To be done:
Below are some entries. Work out how many of their lines hold the word "Enrichment", and write that number alone.

----- Information shown -----

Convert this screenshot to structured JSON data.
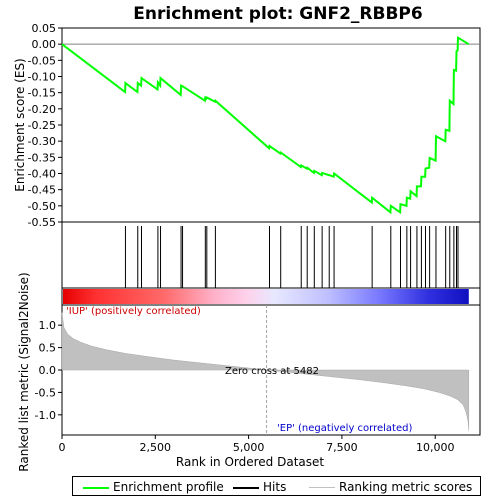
{
  "chart_data": {
    "type": "line",
    "title": "Enrichment plot: GNF2_RBBP6",
    "top_panel": {
      "ylabel": "Enrichment score (ES)",
      "ylim": [
        -0.55,
        0.05
      ],
      "yticks": [
        "0.05",
        "0.00",
        "-0.05",
        "-0.10",
        "-0.15",
        "-0.20",
        "-0.25",
        "-0.30",
        "-0.35",
        "-0.40",
        "-0.45",
        "-0.50",
        "-0.55"
      ],
      "ytick_values": [
        0.05,
        0.0,
        -0.05,
        -0.1,
        -0.15,
        -0.2,
        -0.25,
        -0.3,
        -0.35,
        -0.4,
        -0.45,
        -0.5,
        -0.55
      ],
      "series": [
        {
          "name": "Enrichment profile",
          "color": "#00ff00",
          "x": [
            0,
            1690,
            1700,
            2020,
            2030,
            2120,
            2130,
            2560,
            2570,
            2630,
            2640,
            3180,
            3190,
            3220,
            3230,
            3830,
            3840,
            3870,
            3880,
            4100,
            4110,
            5550,
            5560,
            5850,
            5860,
            6400,
            6410,
            6560,
            6570,
            6750,
            6760,
            6960,
            6970,
            7150,
            7160,
            7280,
            7290,
            8300,
            8310,
            8800,
            8810,
            9060,
            9070,
            9230,
            9240,
            9330,
            9340,
            9500,
            9510,
            9620,
            9630,
            9730,
            9740,
            9840,
            9850,
            10010,
            10020,
            10270,
            10280,
            10380,
            10390,
            10490,
            10500,
            10560,
            10570,
            10600,
            10610,
            10900
          ],
          "y": [
            0.0,
            -0.148,
            -0.12,
            -0.148,
            -0.12,
            -0.128,
            -0.105,
            -0.14,
            -0.118,
            -0.128,
            -0.105,
            -0.157,
            -0.128,
            -0.13,
            -0.13,
            -0.175,
            -0.165,
            -0.168,
            -0.165,
            -0.178,
            -0.175,
            -0.322,
            -0.315,
            -0.338,
            -0.335,
            -0.38,
            -0.375,
            -0.385,
            -0.382,
            -0.398,
            -0.392,
            -0.405,
            -0.398,
            -0.405,
            -0.405,
            -0.41,
            -0.4,
            -0.49,
            -0.475,
            -0.52,
            -0.5,
            -0.52,
            -0.495,
            -0.5,
            -0.475,
            -0.478,
            -0.455,
            -0.47,
            -0.44,
            -0.44,
            -0.41,
            -0.41,
            -0.385,
            -0.382,
            -0.352,
            -0.36,
            -0.285,
            -0.3,
            -0.265,
            -0.268,
            -0.175,
            -0.185,
            -0.08,
            -0.082,
            -0.022,
            -0.02,
            0.02,
            0.0
          ]
        }
      ],
      "hits_x": [
        1700,
        2030,
        2130,
        2570,
        2640,
        3190,
        3230,
        3840,
        3880,
        4110,
        5560,
        5860,
        6410,
        6570,
        6760,
        6970,
        7160,
        7290,
        8310,
        8810,
        9070,
        9240,
        9340,
        9510,
        9630,
        9740,
        9850,
        10020,
        10280,
        10390,
        10500,
        10570,
        10610
      ]
    },
    "bottom_panel": {
      "ylabel": "Ranked list metric (Signal2Noise)",
      "ylim": [
        -1.45,
        1.45
      ],
      "yticks": [
        "1.0",
        "0.5",
        "0.0",
        "-0.5",
        "-1.0"
      ],
      "ytick_values": [
        1.0,
        0.5,
        0.0,
        -0.5,
        -1.0
      ],
      "metric_x": [
        0,
        50,
        150,
        300,
        500,
        800,
        1200,
        1700,
        2300,
        3000,
        3800,
        4600,
        5482,
        6300,
        7100,
        7900,
        8600,
        9200,
        9700,
        10100,
        10400,
        10600,
        10750,
        10830,
        10880,
        10900
      ],
      "metric_y": [
        1.28,
        0.95,
        0.8,
        0.7,
        0.62,
        0.53,
        0.45,
        0.37,
        0.3,
        0.22,
        0.15,
        0.08,
        0.0,
        -0.07,
        -0.14,
        -0.21,
        -0.28,
        -0.35,
        -0.42,
        -0.5,
        -0.58,
        -0.66,
        -0.78,
        -0.95,
        -1.15,
        -1.35
      ],
      "zero_cross_label": "Zero cross at 5482",
      "zero_cross_x": 5482,
      "pos_label": "'IUP' (positively correlated)",
      "neg_label": "'EP' (negatively correlated)"
    },
    "xlabel": "Rank in Ordered Dataset",
    "xlim": [
      0,
      11200
    ],
    "xticks": [
      "0",
      "2,500",
      "5,000",
      "7,500",
      "10,000"
    ],
    "xtick_values": [
      0,
      2500,
      5000,
      7500,
      10000
    ],
    "dataset_size": 10900
  },
  "legend": {
    "items": [
      {
        "label": "Enrichment profile",
        "color": "#00ff00"
      },
      {
        "label": "Hits",
        "color": "#000000"
      },
      {
        "label": "Ranking metric scores",
        "color": "#c0c0c0"
      }
    ]
  }
}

-----

Exercise answer:
4